What you are asked to do: Beneath this sentence is a set of records; write each of them out exactly.

The data:
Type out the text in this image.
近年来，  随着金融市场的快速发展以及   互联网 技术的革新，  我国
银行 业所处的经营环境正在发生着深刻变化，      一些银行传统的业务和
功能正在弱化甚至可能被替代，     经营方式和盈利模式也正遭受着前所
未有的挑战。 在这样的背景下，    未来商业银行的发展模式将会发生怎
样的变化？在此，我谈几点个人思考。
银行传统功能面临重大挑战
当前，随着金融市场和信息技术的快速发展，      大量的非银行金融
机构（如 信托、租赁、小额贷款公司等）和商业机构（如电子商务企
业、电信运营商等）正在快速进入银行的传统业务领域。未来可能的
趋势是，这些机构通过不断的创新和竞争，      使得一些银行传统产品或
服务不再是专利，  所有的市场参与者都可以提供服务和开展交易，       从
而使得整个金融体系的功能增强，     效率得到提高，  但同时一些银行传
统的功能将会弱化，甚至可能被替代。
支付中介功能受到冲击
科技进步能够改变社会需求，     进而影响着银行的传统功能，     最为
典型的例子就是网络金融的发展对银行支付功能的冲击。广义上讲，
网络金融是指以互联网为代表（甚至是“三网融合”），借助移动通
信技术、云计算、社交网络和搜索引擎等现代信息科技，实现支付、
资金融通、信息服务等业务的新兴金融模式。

Exercise output:
Type out the text in this image.
近年来，  随着金融市场的快速发展以及   互联网 技术的革新，  我国
银行 业所处的经营环境正在发生着深刻变化，      一些银行传统的业务和
功能正在弱化甚至可能被替代，     经营方式和盈利模式也正遭受着前所
未有的挑战。 在这样的背景下，    未来商业银行的发展模式将会发生怎
样的变化？在此，我谈几点个人思考。
银行传统功能面临重大挑战
当前，随着金融市场和信息技术的快速发展，      大量的非银行金融
机构（如 信托、租赁、小额贷款公司等）和商业机构（如电子商务企
业、电信运营商等）正在快速进入银行的传统业务领域。未来可能的
趋势是，这些机构通过不断的创新和竞争，      使得一些银行传统产品或
服务不再是专利，  所有的市场参与者都可以提供服务和开展交易，       从
而使得整个金融体系的功能增强，     效率得到提高，  但同时一些银行传
统的功能将会弱化，甚至可能被替代。
支付中介功能受到冲击
科技进步能够改变社会需求，     进而影响着银行的传统功能，     最为
典型的例子就是网络金融的发展对银行支付功能的冲击。广义上讲，
网络金融是指以互联网为代表（甚至是“三网融合”），借助移动通
信技术、云计算、社交网络和搜索引擎等现代信息科技，实现支付、
资金融通、信息服务等业务的新兴金融模式。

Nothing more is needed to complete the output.